(Part of a data file)
+ + + + +
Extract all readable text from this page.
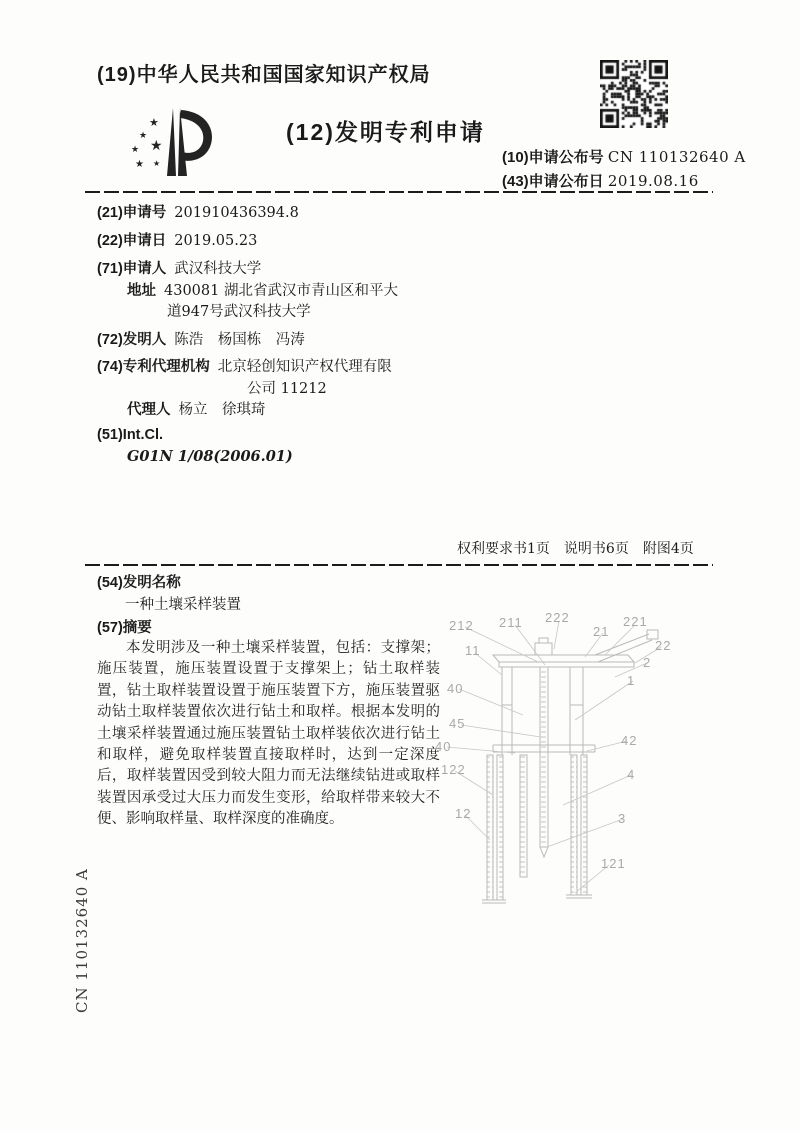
(19)中华人民共和国国家知识产权局
★
★
★
★
★ ★
(12)发明专利申请
(10)申请公布号 CN 110132640 A
(43)申请公布日 2019.08.16
(21)申请号 201910436394.8
(22)申请日 2019.05.23
(71)申请人 武汉科技大学
地址 430081 湖北省武汉市青山区和平大
道947号武汉科技大学
(72)发明人 陈浩　杨国栋　冯涛
(74)专利代理机构 北京轻创知识产权代理有限
公司 11212
代理人 杨立　徐琪琦
(51)Int.Cl.
G01N 1/08(2006.01)
权利要求书1页　说明书6页　附图4页
(54)发明名称
一种土壤采样装置
(57)摘要

本发明涉及一种土壤采样装置，包括：支撑架；施压装置，施压装置设置于支撑架上；钻土取样装置，钻土取样装置设置于施压装置下方，施压装置驱动钻土取样装置依次进行钻土和取样。根据本发明的土壤采样装置通过施压装置钻土取样装依次进行钻土和取样，避免取样装置直接取样时，达到一定深度后，取样装置因受到较大阻力而无法继续钻进或取样装置因承受过大压力而发生变形，给取样带来较大不便、影响取样量、取样深度的准确度。

212 211 222
21
221
22
2
1
11
40
45
40
122
12
42
4
3
121
CN 110132640 A
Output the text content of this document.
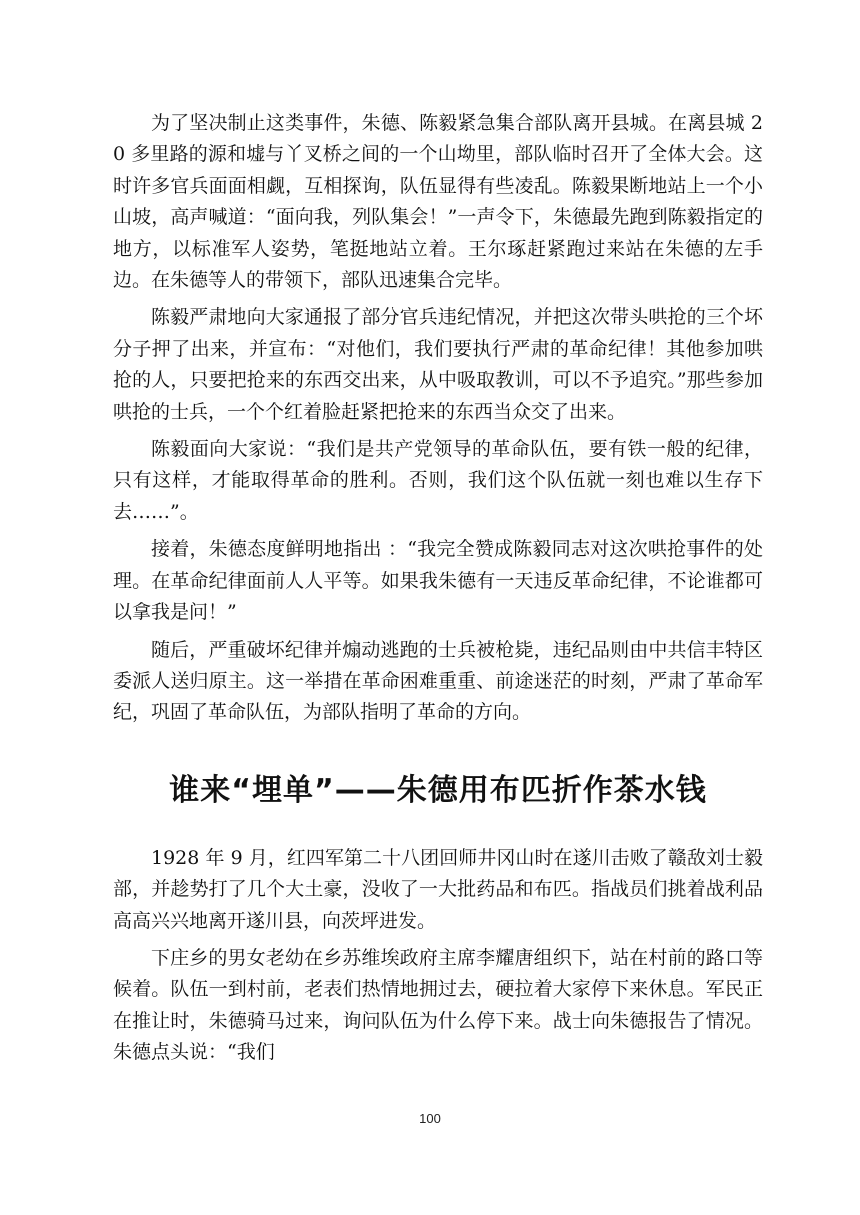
为了坚决制止这类事件，朱德、陈毅紧急集合部队离开县城。在离县城 20 多里路的源和墟与丫叉桥之间的一个山坳里，部队临时召开了全体大会。这时许多官兵面面相觑，互相探询，队伍显得有些凌乱。陈毅果断地站上一个小山坡，高声喊道：“面向我，列队集会！”一声令下，朱德最先跑到陈毅指定的地方，以标准军人姿势，笔挺地站立着。王尔琢赶紧跑过来站在朱德的左手边。在朱德等人的带领下，部队迅速集合完毕。

陈毅严肃地向大家通报了部分官兵违纪情况，并把这次带头哄抢的三个坏分子押了出来，并宣布：“对他们，我们要执行严肃的革命纪律！其他参加哄抢的人，只要把抢来的东西交出来，从中吸取教训，可以不予追究。”那些参加哄抢的士兵，一个个红着脸赶紧把抢来的东西当众交了出来。

陈毅面向大家说：“我们是共产党领导的革命队伍，要有铁一般的纪律，只有这样，才能取得革命的胜利。否则，我们这个队伍就一刻也难以生存下去……”。

接着，朱德态度鲜明地指出 ：“我完全赞成陈毅同志对这次哄抢事件的处理。在革命纪律面前人人平等。如果我朱德有一天违反革命纪律，不论谁都可以拿我是问！”

随后，严重破坏纪律并煽动逃跑的士兵被枪毙，违纪品则由中共信丰特区委派人送归原主。这一举措在革命困难重重、前途迷茫的时刻，严肃了革命军纪，巩固了革命队伍，为部队指明了革命的方向。

谁来“埋单”——朱德用布匹折作茶水钱

1928 年 9 月，红四军第二十八团回师井冈山时在遂川击败了赣敌刘士毅部，并趁势打了几个大土豪，没收了一大批药品和布匹。指战员们挑着战利品高高兴兴地离开遂川县，向茨坪进发。

下庄乡的男女老幼在乡苏维埃政府主席李耀唐组织下，站在村前的路口等候着。队伍一到村前，老表们热情地拥过去，硬拉着大家停下来休息。军民正在推让时，朱德骑马过来，询问队伍为什么停下来。战士向朱德报告了情况。朱德点头说：“我们

100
+ + + + +
Written exercise >> Find the word "this" in the entries, and copy every line it shows up in.

Written response >>
Extract all readable text from this page.
Output the text content of this document.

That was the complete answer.